- _Task goal_
Pick up the methods passage on participant selection and assessment after its final sentence and continue it.

Selection of Participants

Recruitment was conducted by the staff of the Geriatric Psychiatry branch of the intramural program of the National Institute of Mental Health. At baseline, all participants completed a comprehensive evaluation at the NIH, consisting of a physical and neurological examination, an electrocardiogram, standard laboratory studies, and neuropsychological testing. Individuals were excluded from participation if they were cognitively impaired, or had significant medical problems such as severe cerebrovascular disease, epilepsy or alcohol or drug abuse. See eMethods-1 for details regarding the selection of participants.

A total of 349 individuals were initially enrolled in the study, after providing written informed consent. The analyses presented here are based on 222 participants of the 335 participants who provided baseline CSF (see eMethods-2 for reasons for exclusion of subjects from analyses).

Clinical and Cognitive Assessment of Participants

A cognitive and clinical assessment and a consensus diagnosis were completed annually at the NIH and at Johns Hopkins (see Albert et al., 2014 for further details).22 Each participant included in our analyses received a consensus diagnosis by the staff of the Johns Hopkins BIOCARD Clinical Core. Each case was handled in a similar manner: (1) clinical data pertaining to the medical, neurologic and psychiatric status of the subject were examined, (2) reports of changes in cognition by the subject and by collateral sources were reviewed, and (3) decline in cognitive performance, based on review of longitudinal testing from multiple domains, was established. We followed the diagnostic recommendations incorporated in the NIA/AA working group reports for the diagnosis of MCI23 and dementia due to AD.24 See eMethods-3 for additional details. The clinical diagnoses were blinded to CSF assessments.

- _Dataset records_
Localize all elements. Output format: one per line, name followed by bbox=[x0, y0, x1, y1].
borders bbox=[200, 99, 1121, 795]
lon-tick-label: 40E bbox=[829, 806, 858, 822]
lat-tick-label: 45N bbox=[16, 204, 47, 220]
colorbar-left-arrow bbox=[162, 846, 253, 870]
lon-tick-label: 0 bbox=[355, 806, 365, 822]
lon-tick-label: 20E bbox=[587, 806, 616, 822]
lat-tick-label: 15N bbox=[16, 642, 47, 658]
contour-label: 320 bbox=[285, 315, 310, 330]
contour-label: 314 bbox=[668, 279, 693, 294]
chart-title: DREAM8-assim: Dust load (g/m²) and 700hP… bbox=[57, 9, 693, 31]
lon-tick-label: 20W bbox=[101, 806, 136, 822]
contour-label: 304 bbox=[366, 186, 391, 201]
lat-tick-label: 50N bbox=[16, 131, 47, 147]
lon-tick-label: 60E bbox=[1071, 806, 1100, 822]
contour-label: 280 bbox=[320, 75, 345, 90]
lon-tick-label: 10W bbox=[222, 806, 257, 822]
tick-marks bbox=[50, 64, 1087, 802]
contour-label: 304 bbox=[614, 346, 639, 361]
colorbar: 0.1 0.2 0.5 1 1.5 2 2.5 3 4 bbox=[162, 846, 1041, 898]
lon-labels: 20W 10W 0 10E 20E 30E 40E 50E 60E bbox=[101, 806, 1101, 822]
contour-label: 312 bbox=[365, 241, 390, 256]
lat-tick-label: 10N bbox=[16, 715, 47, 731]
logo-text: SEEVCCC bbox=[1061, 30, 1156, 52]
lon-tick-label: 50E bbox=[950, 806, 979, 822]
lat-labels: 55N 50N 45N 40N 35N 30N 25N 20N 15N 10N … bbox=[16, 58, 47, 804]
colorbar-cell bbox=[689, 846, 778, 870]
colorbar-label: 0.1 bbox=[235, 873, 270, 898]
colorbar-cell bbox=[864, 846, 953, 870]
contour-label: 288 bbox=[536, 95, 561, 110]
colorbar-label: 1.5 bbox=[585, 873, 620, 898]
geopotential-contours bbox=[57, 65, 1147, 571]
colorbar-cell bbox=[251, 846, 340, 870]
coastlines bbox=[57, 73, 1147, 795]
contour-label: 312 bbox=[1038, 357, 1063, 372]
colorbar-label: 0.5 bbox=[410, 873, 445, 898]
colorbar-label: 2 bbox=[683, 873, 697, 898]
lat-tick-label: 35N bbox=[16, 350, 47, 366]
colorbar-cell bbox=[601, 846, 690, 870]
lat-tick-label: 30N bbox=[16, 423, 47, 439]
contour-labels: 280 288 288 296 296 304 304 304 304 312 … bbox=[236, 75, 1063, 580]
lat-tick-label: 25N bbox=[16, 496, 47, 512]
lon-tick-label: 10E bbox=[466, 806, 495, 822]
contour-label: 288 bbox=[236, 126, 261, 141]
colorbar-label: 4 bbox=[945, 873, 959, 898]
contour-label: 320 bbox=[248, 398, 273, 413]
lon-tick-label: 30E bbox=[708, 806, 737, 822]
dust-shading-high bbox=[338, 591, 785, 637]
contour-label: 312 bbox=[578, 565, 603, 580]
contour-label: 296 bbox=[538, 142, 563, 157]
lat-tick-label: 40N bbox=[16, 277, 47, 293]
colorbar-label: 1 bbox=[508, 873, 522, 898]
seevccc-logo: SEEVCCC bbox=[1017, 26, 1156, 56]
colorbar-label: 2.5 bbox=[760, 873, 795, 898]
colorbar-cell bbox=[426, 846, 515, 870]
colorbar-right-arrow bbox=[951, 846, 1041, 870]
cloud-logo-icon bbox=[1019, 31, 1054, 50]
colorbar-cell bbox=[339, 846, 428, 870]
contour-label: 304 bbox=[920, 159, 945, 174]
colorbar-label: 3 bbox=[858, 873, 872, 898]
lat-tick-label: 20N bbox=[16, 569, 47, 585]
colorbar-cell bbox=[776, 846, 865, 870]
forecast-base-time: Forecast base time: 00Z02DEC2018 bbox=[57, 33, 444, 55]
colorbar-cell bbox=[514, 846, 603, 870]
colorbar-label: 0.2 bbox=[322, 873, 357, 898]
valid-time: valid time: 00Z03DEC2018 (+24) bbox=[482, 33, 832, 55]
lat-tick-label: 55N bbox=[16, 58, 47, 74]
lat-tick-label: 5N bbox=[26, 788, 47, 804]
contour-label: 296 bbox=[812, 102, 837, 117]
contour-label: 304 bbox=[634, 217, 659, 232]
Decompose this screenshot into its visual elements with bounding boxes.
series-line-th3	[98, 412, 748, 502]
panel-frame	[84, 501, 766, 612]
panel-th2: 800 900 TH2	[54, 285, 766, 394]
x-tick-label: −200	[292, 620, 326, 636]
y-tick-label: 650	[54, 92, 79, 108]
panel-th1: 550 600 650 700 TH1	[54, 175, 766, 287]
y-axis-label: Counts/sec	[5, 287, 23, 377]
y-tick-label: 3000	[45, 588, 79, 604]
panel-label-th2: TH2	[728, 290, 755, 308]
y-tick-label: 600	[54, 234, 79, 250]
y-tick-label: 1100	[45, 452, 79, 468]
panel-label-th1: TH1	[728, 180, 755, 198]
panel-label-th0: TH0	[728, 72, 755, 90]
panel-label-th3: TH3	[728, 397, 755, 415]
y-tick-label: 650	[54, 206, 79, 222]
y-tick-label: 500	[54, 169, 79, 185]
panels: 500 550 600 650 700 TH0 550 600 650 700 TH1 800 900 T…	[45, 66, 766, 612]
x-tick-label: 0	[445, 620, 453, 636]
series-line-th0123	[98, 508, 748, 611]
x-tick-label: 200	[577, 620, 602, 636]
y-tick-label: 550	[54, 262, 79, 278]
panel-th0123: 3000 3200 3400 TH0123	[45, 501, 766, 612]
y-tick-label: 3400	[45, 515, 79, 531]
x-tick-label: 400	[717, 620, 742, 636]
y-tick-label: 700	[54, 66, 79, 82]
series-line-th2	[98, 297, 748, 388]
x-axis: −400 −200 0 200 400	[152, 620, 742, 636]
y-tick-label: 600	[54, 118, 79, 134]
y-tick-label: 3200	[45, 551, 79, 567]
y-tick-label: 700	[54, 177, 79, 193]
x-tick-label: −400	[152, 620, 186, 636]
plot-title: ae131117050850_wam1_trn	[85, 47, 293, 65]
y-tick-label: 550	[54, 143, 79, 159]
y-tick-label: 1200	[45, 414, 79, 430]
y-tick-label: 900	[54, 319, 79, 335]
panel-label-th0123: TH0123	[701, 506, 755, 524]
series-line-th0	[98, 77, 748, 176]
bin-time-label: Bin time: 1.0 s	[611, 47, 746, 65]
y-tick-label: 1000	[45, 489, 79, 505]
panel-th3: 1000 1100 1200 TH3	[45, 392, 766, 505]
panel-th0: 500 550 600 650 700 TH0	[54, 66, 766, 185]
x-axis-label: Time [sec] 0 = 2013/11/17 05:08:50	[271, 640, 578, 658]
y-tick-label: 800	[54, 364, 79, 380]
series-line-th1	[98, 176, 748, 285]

- _The answer_
The main outcome variable was an a-priori derived global cognitive composite score based on four individual measures that were identified previously to be the best combination of cognitive predictors of time to progress from normal cognition to clinical symptom onset.22 These measures were the: (1) Logical Memory Delayed Recall (Story A) score of the Wechsler Memory Scale – Revised (WMS-R); (2) Verbal Paired Associates – Immediate subtest of the WMS-R; (3) Digit Symbol Test from the Wechsler Adult Intelligence Scale – Revised; (4) Boston Naming Test. These measures were administered annually at the NIH and are part of the annual neuropsychological battery at Johns Hopkins. To calculate the cognitive composite score, the individual measures were transformed to z-scores and then averaged, with the requirement that at least two of the four scores were present at a given time point. eFigure-1 shows a histogram of baseline scores.

CSF Assessments

The CSF specimens were analyzed using the same protocol employed in the Alzheimer’s Disease Neuroimaging Initiative. This protocol employed the xMAP-based AlzBio3 kit [Innogenetics] run on the Bioplex 200 system. Each subject had all samples (run in triplicate) analyzed on the same plate (see eMethods-4 and eFigure-2 for details regarding the CSF assay and baseline biomarker frequency distributions; additional details have been published elsewhere25).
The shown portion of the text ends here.